[Rows from a dataset]
start
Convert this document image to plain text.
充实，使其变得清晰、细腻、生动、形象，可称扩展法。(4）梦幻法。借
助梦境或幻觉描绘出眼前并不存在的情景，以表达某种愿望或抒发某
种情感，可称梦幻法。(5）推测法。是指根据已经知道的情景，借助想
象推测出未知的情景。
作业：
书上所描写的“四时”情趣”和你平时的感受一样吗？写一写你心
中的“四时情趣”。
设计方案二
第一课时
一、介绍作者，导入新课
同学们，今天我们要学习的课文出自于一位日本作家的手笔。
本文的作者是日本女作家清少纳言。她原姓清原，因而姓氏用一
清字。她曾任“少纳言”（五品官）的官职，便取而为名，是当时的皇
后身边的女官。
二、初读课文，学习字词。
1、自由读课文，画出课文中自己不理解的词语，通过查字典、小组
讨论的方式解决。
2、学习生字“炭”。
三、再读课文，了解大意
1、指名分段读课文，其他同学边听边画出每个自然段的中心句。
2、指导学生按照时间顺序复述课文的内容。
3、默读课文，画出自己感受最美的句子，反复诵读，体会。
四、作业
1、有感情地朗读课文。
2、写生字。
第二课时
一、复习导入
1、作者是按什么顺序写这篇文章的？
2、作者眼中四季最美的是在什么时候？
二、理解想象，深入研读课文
end
Repeat each record exactly, leaving nothing out.

RESULT =
Convert this document image to plain text.
充实，使其变得清晰、细腻、生动、形象，可称扩展法。(4）梦幻法。借
助梦境或幻觉描绘出眼前并不存在的情景，以表达某种愿望或抒发某
种情感，可称梦幻法。(5）推测法。是指根据已经知道的情景，借助想
象推测出未知的情景。
作业：
书上所描写的“四时”情趣”和你平时的感受一样吗？写一写你心
中的“四时情趣”。
设计方案二
第一课时
一、介绍作者，导入新课
同学们，今天我们要学习的课文出自于一位日本作家的手笔。
本文的作者是日本女作家清少纳言。她原姓清原，因而姓氏用一
清字。她曾任“少纳言”（五品官）的官职，便取而为名，是当时的皇
后身边的女官。
二、初读课文，学习字词。
1、自由读课文，画出课文中自己不理解的词语，通过查字典、小组
讨论的方式解决。
2、学习生字“炭”。
三、再读课文，了解大意
1、指名分段读课文，其他同学边听边画出每个自然段的中心句。
2、指导学生按照时间顺序复述课文的内容。
3、默读课文，画出自己感受最美的句子，反复诵读，体会。
四、作业
1、有感情地朗读课文。
2、写生字。
第二课时
一、复习导入
1、作者是按什么顺序写这篇文章的？
2、作者眼中四季最美的是在什么时候？
二、理解想象，深入研读课文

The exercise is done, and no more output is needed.